What to produce
Print the complete set of entries exactly.

▽

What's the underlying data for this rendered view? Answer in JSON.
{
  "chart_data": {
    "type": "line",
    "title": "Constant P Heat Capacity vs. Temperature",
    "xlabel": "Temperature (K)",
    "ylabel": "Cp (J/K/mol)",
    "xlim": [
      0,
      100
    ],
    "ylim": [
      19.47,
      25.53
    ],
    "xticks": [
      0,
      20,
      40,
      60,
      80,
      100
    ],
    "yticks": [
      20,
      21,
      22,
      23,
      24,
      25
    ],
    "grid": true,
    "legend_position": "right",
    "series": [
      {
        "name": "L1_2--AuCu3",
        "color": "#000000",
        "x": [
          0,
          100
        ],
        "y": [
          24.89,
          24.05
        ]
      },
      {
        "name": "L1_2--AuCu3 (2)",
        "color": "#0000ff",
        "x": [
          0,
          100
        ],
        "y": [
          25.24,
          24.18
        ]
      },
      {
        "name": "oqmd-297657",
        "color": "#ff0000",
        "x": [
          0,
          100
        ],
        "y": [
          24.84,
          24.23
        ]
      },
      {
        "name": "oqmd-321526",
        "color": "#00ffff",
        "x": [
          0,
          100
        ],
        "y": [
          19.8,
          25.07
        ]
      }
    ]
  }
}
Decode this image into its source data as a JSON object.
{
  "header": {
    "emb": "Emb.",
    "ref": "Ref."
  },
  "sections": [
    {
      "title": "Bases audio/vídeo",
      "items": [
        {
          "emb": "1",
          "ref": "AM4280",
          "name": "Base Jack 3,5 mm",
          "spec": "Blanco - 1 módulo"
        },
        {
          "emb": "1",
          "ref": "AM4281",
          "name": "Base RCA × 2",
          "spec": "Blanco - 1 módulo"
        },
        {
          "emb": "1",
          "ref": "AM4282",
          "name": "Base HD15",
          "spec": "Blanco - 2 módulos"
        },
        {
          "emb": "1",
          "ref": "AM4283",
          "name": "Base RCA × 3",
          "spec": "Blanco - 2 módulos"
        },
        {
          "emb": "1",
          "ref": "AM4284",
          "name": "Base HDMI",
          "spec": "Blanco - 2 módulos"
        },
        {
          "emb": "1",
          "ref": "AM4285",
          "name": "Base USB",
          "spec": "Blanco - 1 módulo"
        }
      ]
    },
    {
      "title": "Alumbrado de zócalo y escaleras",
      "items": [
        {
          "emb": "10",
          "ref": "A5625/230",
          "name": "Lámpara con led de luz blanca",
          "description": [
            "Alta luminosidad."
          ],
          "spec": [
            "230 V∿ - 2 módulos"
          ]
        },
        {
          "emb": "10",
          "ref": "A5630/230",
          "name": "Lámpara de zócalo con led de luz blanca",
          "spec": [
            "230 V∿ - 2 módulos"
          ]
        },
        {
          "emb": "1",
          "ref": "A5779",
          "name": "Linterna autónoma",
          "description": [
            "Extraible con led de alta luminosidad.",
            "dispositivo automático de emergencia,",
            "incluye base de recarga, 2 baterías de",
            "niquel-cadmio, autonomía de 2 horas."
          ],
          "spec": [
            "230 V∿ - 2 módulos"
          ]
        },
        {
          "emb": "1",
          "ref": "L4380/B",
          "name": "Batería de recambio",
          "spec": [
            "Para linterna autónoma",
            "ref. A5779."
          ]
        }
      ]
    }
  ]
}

△

Complete response
What's the underlying data for this rendered view? Answer in JSON.
{
  "chart_data": {
    "type": "line",
    "title": "Constant P Heat Capacity vs. Temperature",
    "xlabel": "Temperature (K)",
    "ylabel": "Cp (J/K/mol)",
    "xlim": [
      0,
      100
    ],
    "ylim": [
      19.47,
      25.53
    ],
    "xticks": [
      0,
      20,
      40,
      60,
      80,
      100
    ],
    "yticks": [
      20,
      21,
      22,
      23,
      24,
      25
    ],
    "grid": true,
    "legend_position": "right",
    "series": [
      {
        "name": "L1_2--AuCu3",
        "color": "#000000",
        "x": [
          0,
          100
        ],
        "y": [
          24.89,
          24.05
        ]
      },
      {
        "name": "L1_2--AuCu3 (2)",
        "color": "#0000ff",
        "x": [
          0,
          100
        ],
        "y": [
          25.24,
          24.18
        ]
      },
      {
        "name": "oqmd-297657",
        "color": "#ff0000",
        "x": [
          0,
          100
        ],
        "y": [
          24.84,
          24.23
        ]
      },
      {
        "name": "oqmd-321526",
        "color": "#00ffff",
        "x": [
          0,
          100
        ],
        "y": [
          19.8,
          25.07
        ]
      }
    ]
  }
}
Decode this image into its source data as a JSON object.
{
  "header": {
    "emb": "Emb.",
    "ref": "Ref."
  },
  "sections": [
    {
      "title": "Bases audio/vídeo",
      "items": [
        {
          "emb": "1",
          "ref": "AM4280",
          "name": "Base Jack 3,5 mm",
          "spec": "Blanco - 1 módulo"
        },
        {
          "emb": "1",
          "ref": "AM4281",
          "name": "Base RCA × 2",
          "spec": "Blanco - 1 módulo"
        },
        {
          "emb": "1",
          "ref": "AM4282",
          "name": "Base HD15",
          "spec": "Blanco - 2 módulos"
        },
        {
          "emb": "1",
          "ref": "AM4283",
          "name": "Base RCA × 3",
          "spec": "Blanco - 2 módulos"
        },
        {
          "emb": "1",
          "ref": "AM4284",
          "name": "Base HDMI",
          "spec": "Blanco - 2 módulos"
        },
        {
          "emb": "1",
          "ref": "AM4285",
          "name": "Base USB",
          "spec": "Blanco - 1 módulo"
        }
      ]
    },
    {
      "title": "Alumbrado de zócalo y escaleras",
      "items": [
        {
          "emb": "10",
          "ref": "A5625/230",
          "name": "Lámpara con led de luz blanca",
          "description": [
            "Alta luminosidad."
          ],
          "spec": [
            "230 V∿ - 2 módulos"
          ]
        },
        {
          "emb": "10",
          "ref": "A5630/230",
          "name": "Lámpara de zócalo con led de luz blanca",
          "spec": [
            "230 V∿ - 2 módulos"
          ]
        },
        {
          "emb": "1",
          "ref": "A5779",
          "name": "Linterna autónoma",
          "description": [
            "Extraible con led de alta luminosidad.",
            "dispositivo automático de emergencia,",
            "incluye base de recarga, 2 baterías de",
            "niquel-cadmio, autonomía de 2 horas."
          ],
          "spec": [
            "230 V∿ - 2 módulos"
          ]
        },
        {
          "emb": "1",
          "ref": "L4380/B",
          "name": "Batería de recambio",
          "spec": [
            "Para linterna autónoma",
            "ref. A5779."
          ]
        }
      ]
    }
  ]
}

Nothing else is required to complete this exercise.